(Element location data)
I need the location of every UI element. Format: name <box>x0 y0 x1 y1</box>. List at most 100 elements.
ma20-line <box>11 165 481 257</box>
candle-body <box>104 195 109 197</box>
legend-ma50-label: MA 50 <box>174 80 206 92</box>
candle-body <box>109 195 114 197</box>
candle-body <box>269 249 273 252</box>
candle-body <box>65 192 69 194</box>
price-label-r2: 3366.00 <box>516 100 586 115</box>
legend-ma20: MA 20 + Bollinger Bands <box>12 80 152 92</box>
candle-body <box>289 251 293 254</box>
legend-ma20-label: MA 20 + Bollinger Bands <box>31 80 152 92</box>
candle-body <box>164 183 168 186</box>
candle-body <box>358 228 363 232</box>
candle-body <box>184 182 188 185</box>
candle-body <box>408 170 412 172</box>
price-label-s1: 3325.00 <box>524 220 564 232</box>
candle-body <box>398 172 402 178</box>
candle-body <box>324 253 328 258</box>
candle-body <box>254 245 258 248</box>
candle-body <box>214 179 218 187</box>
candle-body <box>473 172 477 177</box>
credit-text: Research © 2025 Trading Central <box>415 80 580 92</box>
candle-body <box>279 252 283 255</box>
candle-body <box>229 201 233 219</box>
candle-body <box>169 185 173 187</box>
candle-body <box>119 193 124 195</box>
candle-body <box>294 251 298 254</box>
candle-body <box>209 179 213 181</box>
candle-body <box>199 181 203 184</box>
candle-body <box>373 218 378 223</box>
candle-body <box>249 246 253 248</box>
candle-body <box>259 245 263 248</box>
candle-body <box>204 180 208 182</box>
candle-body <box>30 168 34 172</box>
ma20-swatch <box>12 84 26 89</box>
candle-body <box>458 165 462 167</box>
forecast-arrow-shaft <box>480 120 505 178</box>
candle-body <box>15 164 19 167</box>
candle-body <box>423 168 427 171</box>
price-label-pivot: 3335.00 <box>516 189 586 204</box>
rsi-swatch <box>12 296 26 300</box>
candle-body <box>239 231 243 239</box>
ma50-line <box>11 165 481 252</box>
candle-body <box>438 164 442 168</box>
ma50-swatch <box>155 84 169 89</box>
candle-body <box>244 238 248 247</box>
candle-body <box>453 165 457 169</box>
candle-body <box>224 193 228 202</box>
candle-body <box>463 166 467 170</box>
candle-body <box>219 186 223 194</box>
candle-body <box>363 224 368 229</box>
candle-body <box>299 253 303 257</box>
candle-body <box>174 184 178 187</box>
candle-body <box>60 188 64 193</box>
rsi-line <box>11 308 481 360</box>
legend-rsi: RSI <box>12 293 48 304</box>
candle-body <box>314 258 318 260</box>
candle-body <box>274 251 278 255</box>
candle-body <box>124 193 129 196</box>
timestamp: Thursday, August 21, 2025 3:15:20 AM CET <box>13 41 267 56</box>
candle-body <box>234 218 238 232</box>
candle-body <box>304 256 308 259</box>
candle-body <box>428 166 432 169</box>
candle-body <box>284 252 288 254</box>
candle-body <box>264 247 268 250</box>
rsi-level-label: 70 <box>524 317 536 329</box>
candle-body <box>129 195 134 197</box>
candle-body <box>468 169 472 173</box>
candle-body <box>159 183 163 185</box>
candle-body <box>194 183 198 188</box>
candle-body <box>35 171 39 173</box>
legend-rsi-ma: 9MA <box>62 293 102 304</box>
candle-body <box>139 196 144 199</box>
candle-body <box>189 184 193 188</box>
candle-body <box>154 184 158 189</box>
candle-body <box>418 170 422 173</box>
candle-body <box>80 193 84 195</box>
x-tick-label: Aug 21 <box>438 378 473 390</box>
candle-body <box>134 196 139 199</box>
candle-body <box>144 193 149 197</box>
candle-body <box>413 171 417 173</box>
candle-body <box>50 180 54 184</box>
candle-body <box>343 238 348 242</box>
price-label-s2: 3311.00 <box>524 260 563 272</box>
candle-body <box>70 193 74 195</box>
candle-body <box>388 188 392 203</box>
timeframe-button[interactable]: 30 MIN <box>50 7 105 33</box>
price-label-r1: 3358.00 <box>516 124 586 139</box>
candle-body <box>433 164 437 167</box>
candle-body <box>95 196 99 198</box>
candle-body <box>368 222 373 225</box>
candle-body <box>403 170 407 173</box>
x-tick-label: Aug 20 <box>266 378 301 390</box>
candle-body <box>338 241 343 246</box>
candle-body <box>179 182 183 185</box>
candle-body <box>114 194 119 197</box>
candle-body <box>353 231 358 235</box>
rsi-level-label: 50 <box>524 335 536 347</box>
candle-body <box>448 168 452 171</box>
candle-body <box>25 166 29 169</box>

■ TASK DESCRIPTION
Count the lines above that contain the string "legend", treating uppercase and lowercase as different, and reply with only the number.

■ ANSWER BELOW
5